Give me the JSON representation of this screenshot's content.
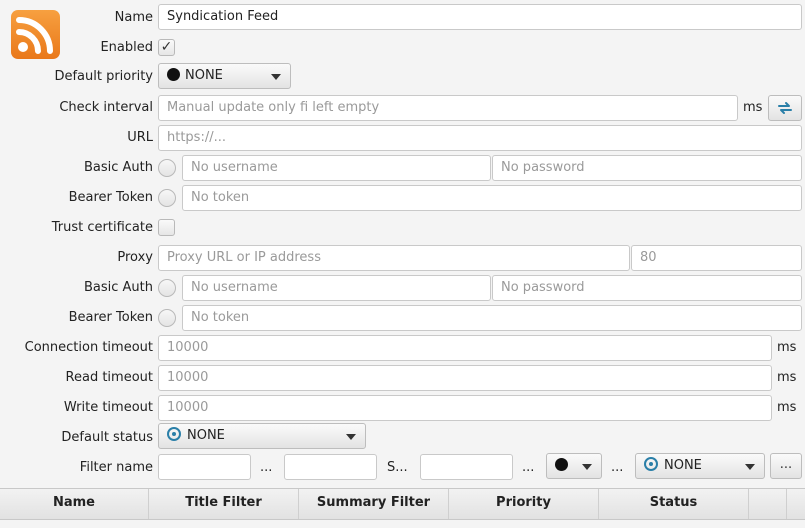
{
  "form": {
    "name_label": "Name",
    "name_value": "Syndication Feed",
    "enabled_label": "Enabled",
    "enabled_checked": true,
    "default_priority_label": "Default priority",
    "default_priority_value": "NONE",
    "check_interval_label": "Check interval",
    "check_interval_placeholder": "Manual update only fi left empty",
    "check_interval_unit": "ms",
    "url_label": "URL",
    "url_placeholder": "https://...",
    "basic_auth_label": "Basic Auth",
    "username_placeholder": "No username",
    "password_placeholder": "No password",
    "bearer_token_label": "Bearer Token",
    "token_placeholder": "No token",
    "trust_certificate_label": "Trust certificate",
    "trust_certificate_checked": false,
    "proxy_label": "Proxy",
    "proxy_placeholder": "Proxy URL or IP address",
    "proxy_port_placeholder": "80",
    "proxy_basic_auth_label": "Basic Auth",
    "proxy_username_placeholder": "No username",
    "proxy_password_placeholder": "No password",
    "proxy_bearer_token_label": "Bearer Token",
    "proxy_token_placeholder": "No token",
    "connection_timeout_label": "Connection timeout",
    "connection_timeout_placeholder": "10000",
    "read_timeout_label": "Read timeout",
    "read_timeout_placeholder": "10000",
    "write_timeout_label": "Write timeout",
    "write_timeout_placeholder": "10000",
    "timeout_unit": "ms",
    "default_status_label": "Default status",
    "default_status_value": "NONE",
    "filter_name_label": "Filter name",
    "filter_sep_1": "...",
    "filter_sep_2": "S...",
    "filter_sep_3": "...",
    "filter_sep_4": "...",
    "filter_status_value": "NONE",
    "more_button_label": "..."
  },
  "table": {
    "columns": [
      "Name",
      "Title Filter",
      "Summary Filter",
      "Priority",
      "Status"
    ]
  },
  "icons": {
    "feed": "rss-feed-icon",
    "refresh": "refresh-icon"
  },
  "colors": {
    "rss_orange": "#f08a24",
    "refresh_blue": "#2a7fa8"
  }
}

WHAT IS BEING ASKED: Reproduce every line above as written, skipping pictures.

EXERCISE ANSWER:
Give me the JSON representation of this screenshot's content.
{
  "form": {
    "name_label": "Name",
    "name_value": "Syndication Feed",
    "enabled_label": "Enabled",
    "enabled_checked": true,
    "default_priority_label": "Default priority",
    "default_priority_value": "NONE",
    "check_interval_label": "Check interval",
    "check_interval_placeholder": "Manual update only fi left empty",
    "check_interval_unit": "ms",
    "url_label": "URL",
    "url_placeholder": "https://...",
    "basic_auth_label": "Basic Auth",
    "username_placeholder": "No username",
    "password_placeholder": "No password",
    "bearer_token_label": "Bearer Token",
    "token_placeholder": "No token",
    "trust_certificate_label": "Trust certificate",
    "trust_certificate_checked": false,
    "proxy_label": "Proxy",
    "proxy_placeholder": "Proxy URL or IP address",
    "proxy_port_placeholder": "80",
    "proxy_basic_auth_label": "Basic Auth",
    "proxy_username_placeholder": "No username",
    "proxy_password_placeholder": "No password",
    "proxy_bearer_token_label": "Bearer Token",
    "proxy_token_placeholder": "No token",
    "connection_timeout_label": "Connection timeout",
    "connection_timeout_placeholder": "10000",
    "read_timeout_label": "Read timeout",
    "read_timeout_placeholder": "10000",
    "write_timeout_label": "Write timeout",
    "write_timeout_placeholder": "10000",
    "timeout_unit": "ms",
    "default_status_label": "Default status",
    "default_status_value": "NONE",
    "filter_name_label": "Filter name",
    "filter_sep_1": "...",
    "filter_sep_2": "S...",
    "filter_sep_3": "...",
    "filter_sep_4": "...",
    "filter_status_value": "NONE",
    "more_button_label": "..."
  },
  "table": {
    "columns": [
      "Name",
      "Title Filter",
      "Summary Filter",
      "Priority",
      "Status"
    ]
  },
  "icons": {
    "feed": "rss-feed-icon",
    "refresh": "refresh-icon"
  },
  "colors": {
    "rss_orange": "#f08a24",
    "refresh_blue": "#2a7fa8"
  }
}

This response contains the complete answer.